Each line that contains the string "professional" counts once; report how many such lines appear in the data, as a number only.

Data records
start

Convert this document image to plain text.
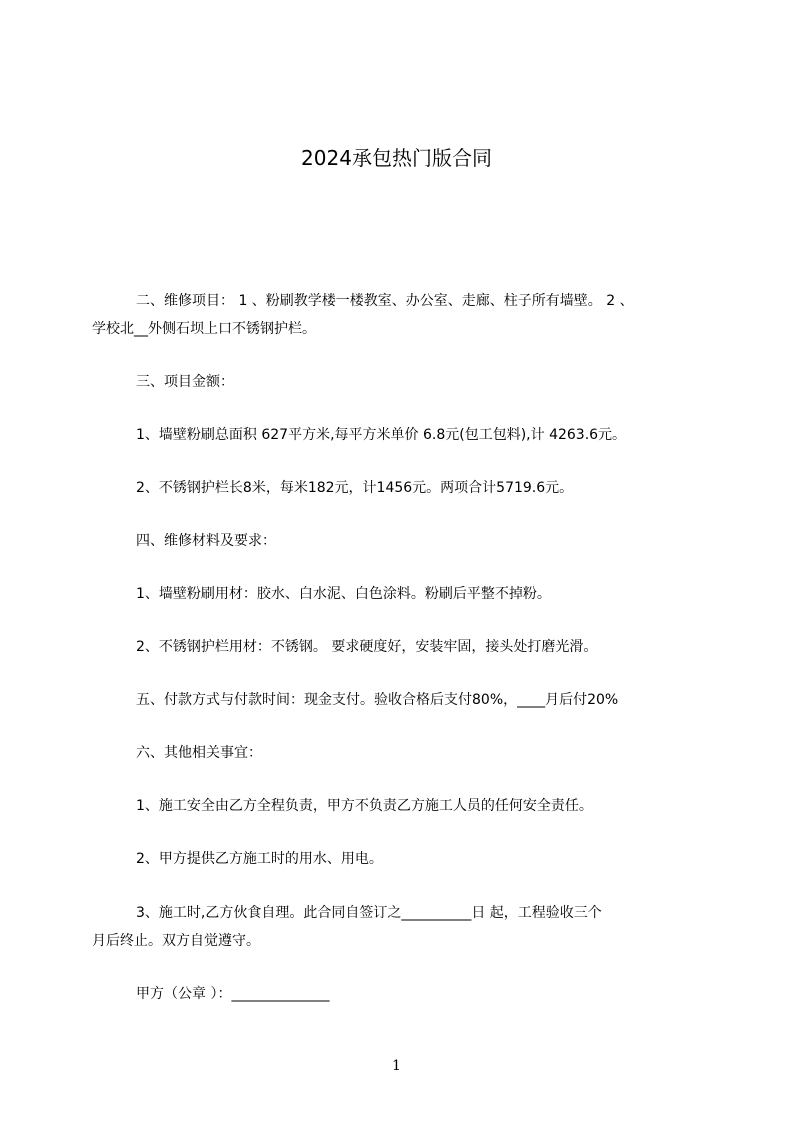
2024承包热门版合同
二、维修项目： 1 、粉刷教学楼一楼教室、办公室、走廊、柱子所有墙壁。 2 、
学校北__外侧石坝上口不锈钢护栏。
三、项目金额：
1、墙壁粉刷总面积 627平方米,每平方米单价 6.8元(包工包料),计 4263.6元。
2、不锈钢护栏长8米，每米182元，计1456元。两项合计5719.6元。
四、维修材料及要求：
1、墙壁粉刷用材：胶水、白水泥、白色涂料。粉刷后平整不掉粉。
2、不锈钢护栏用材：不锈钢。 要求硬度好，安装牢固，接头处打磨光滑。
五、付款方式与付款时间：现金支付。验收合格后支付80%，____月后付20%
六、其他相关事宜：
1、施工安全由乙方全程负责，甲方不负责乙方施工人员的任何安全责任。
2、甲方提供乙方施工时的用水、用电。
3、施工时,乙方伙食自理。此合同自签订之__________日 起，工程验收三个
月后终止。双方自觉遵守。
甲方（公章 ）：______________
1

end
start

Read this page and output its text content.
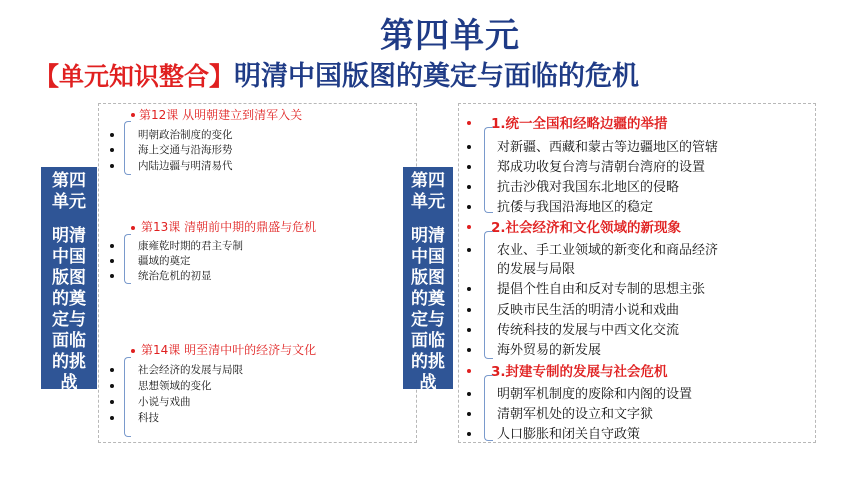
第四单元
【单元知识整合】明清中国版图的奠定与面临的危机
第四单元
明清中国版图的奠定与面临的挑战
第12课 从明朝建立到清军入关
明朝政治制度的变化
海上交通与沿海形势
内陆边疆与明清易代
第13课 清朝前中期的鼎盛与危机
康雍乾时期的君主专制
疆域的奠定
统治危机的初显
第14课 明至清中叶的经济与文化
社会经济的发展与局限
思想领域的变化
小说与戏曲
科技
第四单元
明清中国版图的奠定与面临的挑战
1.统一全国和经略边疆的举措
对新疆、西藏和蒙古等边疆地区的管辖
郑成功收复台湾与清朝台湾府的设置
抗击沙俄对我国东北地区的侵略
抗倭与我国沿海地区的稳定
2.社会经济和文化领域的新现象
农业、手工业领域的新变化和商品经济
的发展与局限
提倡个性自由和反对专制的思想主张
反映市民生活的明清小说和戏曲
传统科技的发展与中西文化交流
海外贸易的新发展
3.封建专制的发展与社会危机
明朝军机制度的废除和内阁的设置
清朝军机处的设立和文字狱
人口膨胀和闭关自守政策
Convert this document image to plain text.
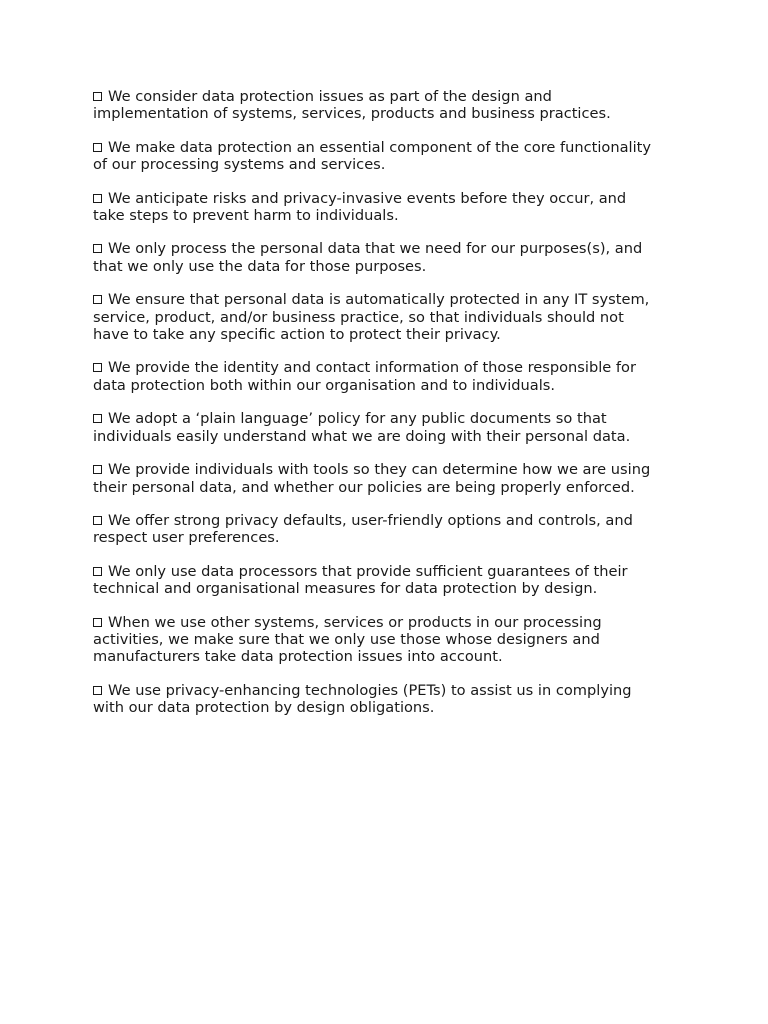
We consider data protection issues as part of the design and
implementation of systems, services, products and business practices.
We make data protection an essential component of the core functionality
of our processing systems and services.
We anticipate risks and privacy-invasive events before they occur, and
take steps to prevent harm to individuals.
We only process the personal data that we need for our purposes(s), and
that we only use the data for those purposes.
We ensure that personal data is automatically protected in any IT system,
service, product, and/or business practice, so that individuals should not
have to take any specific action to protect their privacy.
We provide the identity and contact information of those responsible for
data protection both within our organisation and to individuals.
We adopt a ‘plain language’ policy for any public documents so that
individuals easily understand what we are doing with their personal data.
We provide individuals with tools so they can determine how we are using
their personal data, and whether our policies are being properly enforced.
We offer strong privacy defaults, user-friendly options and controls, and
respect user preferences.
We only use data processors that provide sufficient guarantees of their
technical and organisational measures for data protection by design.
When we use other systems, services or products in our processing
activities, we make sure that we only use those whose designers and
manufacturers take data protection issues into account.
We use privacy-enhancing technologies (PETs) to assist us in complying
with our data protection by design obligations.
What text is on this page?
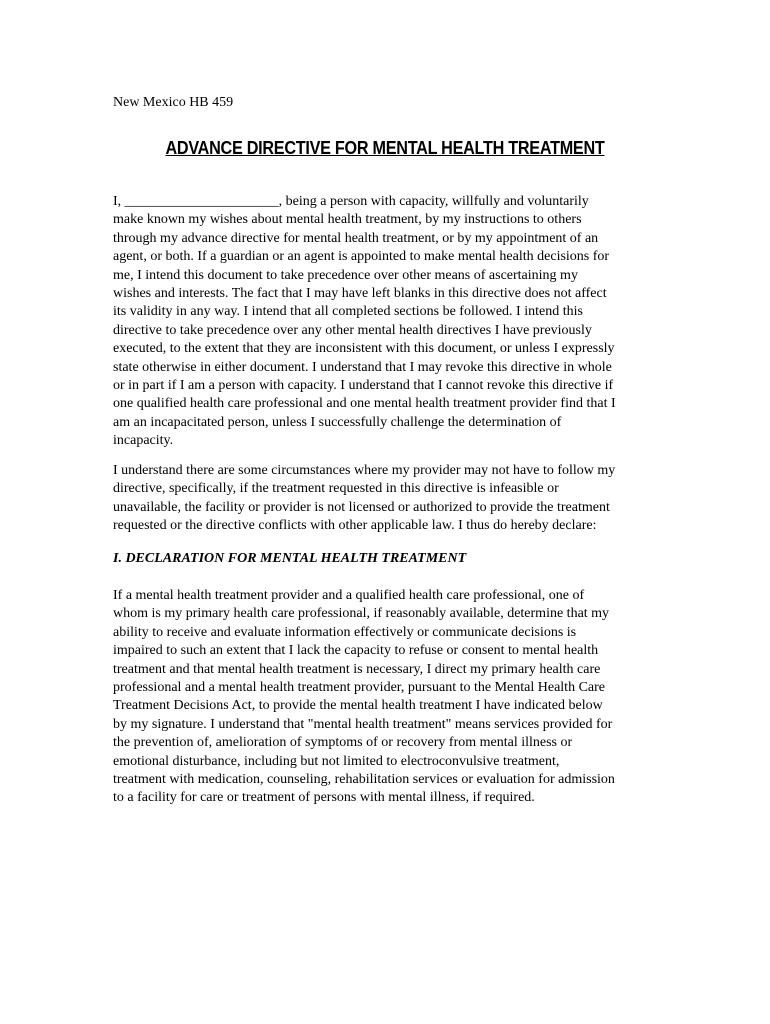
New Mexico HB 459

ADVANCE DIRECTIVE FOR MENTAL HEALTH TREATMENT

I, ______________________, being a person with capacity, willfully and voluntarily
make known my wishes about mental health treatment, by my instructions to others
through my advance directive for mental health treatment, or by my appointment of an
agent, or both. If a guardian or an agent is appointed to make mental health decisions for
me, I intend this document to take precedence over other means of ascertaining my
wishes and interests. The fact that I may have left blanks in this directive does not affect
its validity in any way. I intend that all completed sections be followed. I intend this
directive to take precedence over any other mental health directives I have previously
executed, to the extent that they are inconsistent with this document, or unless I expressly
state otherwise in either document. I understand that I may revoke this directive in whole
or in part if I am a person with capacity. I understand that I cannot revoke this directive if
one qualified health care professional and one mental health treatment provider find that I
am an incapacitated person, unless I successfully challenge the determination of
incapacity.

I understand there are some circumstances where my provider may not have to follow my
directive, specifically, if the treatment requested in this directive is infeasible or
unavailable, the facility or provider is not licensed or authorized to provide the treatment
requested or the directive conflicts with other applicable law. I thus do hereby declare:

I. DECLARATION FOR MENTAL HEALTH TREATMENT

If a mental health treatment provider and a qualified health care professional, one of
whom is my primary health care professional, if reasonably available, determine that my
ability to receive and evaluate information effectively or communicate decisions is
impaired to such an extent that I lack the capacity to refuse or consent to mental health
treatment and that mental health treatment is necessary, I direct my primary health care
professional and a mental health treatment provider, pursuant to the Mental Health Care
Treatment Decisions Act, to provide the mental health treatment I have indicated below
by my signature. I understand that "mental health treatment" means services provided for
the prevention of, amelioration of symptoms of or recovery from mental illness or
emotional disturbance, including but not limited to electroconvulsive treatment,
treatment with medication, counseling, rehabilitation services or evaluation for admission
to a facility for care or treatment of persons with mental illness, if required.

end
start

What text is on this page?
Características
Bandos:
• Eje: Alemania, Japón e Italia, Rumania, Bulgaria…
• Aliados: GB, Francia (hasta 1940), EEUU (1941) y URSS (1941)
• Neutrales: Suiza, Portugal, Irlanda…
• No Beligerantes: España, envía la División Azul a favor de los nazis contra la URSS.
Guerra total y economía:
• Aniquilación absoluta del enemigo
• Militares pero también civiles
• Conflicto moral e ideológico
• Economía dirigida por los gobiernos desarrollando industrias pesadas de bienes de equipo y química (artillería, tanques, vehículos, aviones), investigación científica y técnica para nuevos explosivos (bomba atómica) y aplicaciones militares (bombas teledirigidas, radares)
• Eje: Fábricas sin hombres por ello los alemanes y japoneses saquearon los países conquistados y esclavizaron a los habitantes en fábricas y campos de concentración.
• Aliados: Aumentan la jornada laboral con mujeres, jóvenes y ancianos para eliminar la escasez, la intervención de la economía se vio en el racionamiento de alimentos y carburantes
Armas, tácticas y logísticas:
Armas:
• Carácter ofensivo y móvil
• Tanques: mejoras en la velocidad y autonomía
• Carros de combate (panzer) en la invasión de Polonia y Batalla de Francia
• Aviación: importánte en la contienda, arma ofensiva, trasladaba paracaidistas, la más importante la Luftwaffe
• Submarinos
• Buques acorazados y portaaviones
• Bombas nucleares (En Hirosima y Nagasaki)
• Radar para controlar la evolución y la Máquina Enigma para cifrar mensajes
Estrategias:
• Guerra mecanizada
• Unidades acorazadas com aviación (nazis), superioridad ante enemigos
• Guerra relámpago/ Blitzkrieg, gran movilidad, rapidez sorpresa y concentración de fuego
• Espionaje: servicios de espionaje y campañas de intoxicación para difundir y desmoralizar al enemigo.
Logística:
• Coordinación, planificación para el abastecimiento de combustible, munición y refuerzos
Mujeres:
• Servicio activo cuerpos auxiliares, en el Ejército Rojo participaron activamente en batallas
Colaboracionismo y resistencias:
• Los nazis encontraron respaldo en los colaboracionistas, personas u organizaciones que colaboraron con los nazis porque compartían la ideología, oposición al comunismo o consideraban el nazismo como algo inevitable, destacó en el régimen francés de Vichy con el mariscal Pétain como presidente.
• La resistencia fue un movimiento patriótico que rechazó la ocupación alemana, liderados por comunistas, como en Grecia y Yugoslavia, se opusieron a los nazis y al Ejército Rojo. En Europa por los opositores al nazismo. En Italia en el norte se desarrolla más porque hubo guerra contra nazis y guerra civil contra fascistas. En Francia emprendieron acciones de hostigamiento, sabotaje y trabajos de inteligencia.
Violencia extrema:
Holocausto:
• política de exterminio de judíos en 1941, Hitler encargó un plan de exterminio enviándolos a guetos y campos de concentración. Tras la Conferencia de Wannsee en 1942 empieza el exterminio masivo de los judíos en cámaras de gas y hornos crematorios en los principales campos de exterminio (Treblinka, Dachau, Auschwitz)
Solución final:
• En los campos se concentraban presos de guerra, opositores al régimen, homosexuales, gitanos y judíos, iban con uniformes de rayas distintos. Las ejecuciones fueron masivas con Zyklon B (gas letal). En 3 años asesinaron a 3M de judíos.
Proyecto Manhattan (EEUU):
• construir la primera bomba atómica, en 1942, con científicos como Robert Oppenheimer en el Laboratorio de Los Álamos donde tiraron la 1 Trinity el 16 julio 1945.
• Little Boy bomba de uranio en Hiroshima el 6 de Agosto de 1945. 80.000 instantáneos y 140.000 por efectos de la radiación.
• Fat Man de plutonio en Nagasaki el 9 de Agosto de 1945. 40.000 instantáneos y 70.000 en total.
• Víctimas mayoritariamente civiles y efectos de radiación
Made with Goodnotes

end

■ **Problem solution**
4